*EXERCISE DIRECTIONS*: Read through the entries below and copy each line where "XAUUSDm" turns up.

Website and app data records:
———
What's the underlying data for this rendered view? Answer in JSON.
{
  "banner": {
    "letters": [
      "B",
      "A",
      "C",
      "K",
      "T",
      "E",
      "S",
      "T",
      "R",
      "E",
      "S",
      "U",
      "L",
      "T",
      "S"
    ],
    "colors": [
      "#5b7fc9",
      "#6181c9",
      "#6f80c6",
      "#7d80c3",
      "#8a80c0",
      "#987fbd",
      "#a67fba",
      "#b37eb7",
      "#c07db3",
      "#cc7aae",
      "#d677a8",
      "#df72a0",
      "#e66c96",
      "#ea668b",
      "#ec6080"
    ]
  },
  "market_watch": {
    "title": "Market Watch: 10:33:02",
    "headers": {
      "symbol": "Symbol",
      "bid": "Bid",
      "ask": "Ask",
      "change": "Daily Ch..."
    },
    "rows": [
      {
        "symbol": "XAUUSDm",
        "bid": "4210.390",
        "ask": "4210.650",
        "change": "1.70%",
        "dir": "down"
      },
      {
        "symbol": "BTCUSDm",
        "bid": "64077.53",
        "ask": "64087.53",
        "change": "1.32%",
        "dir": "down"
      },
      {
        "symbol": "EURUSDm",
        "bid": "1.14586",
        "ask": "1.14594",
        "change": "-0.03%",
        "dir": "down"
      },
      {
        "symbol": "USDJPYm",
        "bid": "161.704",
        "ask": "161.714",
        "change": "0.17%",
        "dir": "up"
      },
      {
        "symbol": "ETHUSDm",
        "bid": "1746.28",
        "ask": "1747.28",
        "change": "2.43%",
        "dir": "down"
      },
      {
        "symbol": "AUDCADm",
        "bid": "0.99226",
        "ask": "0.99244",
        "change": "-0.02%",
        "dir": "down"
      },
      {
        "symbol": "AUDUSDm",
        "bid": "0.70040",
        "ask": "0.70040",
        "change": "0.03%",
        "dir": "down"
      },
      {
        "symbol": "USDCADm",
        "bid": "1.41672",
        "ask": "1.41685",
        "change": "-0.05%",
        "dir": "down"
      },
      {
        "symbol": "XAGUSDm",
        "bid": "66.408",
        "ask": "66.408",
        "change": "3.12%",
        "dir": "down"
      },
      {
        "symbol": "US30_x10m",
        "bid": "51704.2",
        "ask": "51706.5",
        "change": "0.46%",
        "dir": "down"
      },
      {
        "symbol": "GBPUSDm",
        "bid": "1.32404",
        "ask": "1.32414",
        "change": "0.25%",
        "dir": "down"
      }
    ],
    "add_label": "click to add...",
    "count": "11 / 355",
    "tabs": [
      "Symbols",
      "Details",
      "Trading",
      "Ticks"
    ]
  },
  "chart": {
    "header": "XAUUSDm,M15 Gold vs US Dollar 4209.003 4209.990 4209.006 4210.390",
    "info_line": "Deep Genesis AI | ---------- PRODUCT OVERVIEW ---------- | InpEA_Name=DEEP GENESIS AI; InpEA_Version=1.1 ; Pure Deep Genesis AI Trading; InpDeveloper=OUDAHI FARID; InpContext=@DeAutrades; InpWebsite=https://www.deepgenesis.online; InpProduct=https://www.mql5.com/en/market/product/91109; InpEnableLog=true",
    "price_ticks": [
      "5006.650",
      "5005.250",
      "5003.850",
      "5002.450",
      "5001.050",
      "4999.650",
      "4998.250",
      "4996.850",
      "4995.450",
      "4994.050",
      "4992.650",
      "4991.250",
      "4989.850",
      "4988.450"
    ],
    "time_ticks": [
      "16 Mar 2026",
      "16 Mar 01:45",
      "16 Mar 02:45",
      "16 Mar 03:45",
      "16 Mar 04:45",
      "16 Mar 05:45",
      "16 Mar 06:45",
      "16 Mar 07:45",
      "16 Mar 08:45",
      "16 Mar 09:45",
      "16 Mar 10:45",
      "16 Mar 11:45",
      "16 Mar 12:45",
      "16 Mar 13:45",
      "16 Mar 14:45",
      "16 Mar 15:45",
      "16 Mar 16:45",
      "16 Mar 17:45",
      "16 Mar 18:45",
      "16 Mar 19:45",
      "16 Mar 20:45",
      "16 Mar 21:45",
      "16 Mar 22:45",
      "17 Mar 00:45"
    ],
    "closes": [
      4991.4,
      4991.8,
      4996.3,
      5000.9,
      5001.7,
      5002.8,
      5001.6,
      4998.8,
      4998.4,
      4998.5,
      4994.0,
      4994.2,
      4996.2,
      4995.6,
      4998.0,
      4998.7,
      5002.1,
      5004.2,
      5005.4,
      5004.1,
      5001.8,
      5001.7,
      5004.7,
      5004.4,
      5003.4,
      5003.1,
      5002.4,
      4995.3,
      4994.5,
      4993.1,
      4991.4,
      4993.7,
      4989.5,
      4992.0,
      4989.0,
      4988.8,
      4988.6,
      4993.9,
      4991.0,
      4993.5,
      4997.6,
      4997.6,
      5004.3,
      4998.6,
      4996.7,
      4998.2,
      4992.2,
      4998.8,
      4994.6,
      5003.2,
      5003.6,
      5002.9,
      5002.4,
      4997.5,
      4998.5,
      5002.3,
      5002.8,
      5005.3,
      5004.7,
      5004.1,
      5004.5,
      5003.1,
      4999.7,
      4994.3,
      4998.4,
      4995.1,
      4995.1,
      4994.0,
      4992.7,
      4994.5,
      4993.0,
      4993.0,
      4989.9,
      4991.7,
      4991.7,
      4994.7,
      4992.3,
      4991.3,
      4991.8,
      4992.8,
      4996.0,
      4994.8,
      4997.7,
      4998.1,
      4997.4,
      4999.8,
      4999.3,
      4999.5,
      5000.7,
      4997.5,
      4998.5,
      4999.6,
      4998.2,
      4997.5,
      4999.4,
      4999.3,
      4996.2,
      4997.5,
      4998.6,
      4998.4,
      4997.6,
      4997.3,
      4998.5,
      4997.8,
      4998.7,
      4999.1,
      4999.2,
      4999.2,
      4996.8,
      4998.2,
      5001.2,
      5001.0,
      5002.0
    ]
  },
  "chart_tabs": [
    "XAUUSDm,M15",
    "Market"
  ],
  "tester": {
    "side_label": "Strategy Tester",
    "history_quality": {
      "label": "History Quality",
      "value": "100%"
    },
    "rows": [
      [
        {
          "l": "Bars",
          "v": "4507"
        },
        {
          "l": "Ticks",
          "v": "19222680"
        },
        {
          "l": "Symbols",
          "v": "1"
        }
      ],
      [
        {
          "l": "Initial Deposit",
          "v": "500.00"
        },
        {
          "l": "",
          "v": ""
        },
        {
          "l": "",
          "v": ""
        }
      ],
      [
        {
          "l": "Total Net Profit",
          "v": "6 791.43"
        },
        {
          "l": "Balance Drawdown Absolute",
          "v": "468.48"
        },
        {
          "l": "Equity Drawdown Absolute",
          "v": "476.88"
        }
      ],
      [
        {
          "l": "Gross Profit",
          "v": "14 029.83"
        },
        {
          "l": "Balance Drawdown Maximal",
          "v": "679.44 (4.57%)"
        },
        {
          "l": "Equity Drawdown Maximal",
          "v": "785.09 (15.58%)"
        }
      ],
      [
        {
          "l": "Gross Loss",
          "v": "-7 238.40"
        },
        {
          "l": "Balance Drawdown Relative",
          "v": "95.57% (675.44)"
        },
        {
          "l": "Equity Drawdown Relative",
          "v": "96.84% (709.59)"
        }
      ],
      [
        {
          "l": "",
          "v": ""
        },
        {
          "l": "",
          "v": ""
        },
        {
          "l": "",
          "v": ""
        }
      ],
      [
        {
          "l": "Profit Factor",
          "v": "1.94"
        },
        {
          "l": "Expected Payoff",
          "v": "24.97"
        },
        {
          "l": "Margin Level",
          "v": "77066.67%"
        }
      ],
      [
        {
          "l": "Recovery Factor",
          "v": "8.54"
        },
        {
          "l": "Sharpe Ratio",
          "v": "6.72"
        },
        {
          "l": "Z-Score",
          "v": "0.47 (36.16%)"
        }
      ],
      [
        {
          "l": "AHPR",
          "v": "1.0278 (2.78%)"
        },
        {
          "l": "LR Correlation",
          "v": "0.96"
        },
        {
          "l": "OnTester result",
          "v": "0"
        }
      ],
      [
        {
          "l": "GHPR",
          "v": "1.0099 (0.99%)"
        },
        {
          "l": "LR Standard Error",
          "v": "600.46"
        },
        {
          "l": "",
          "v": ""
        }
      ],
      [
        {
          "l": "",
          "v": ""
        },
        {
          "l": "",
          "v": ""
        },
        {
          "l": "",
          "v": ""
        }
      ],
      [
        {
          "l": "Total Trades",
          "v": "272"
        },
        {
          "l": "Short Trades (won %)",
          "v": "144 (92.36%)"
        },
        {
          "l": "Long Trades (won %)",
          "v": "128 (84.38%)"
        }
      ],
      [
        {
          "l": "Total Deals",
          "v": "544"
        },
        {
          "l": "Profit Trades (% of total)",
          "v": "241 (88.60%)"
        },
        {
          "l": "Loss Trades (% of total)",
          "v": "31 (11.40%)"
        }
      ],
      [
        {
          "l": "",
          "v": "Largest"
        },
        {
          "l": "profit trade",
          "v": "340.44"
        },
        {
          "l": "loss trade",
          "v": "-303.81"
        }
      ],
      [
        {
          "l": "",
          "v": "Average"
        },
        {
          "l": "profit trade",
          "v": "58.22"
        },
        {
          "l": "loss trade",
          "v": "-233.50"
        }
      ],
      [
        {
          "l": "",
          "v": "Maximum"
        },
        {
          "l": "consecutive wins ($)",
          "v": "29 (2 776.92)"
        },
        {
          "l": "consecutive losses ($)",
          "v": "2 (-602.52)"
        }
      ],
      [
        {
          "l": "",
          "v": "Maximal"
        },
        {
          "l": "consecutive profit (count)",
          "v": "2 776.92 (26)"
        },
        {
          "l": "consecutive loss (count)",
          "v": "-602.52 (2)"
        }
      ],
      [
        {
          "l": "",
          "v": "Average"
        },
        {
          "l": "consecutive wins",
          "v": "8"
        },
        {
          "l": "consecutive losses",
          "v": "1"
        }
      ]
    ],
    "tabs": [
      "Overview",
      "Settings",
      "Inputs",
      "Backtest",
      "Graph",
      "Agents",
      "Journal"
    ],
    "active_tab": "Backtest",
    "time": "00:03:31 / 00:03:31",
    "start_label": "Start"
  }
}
———
*RESPONSE*:
        "symbol": "XAUUSDm",
    "header": "XAUUSDm,M15 Gold vs US Dollar 4209.003 4209.990 4209.006 4210.390",
    "XAUUSDm,M15",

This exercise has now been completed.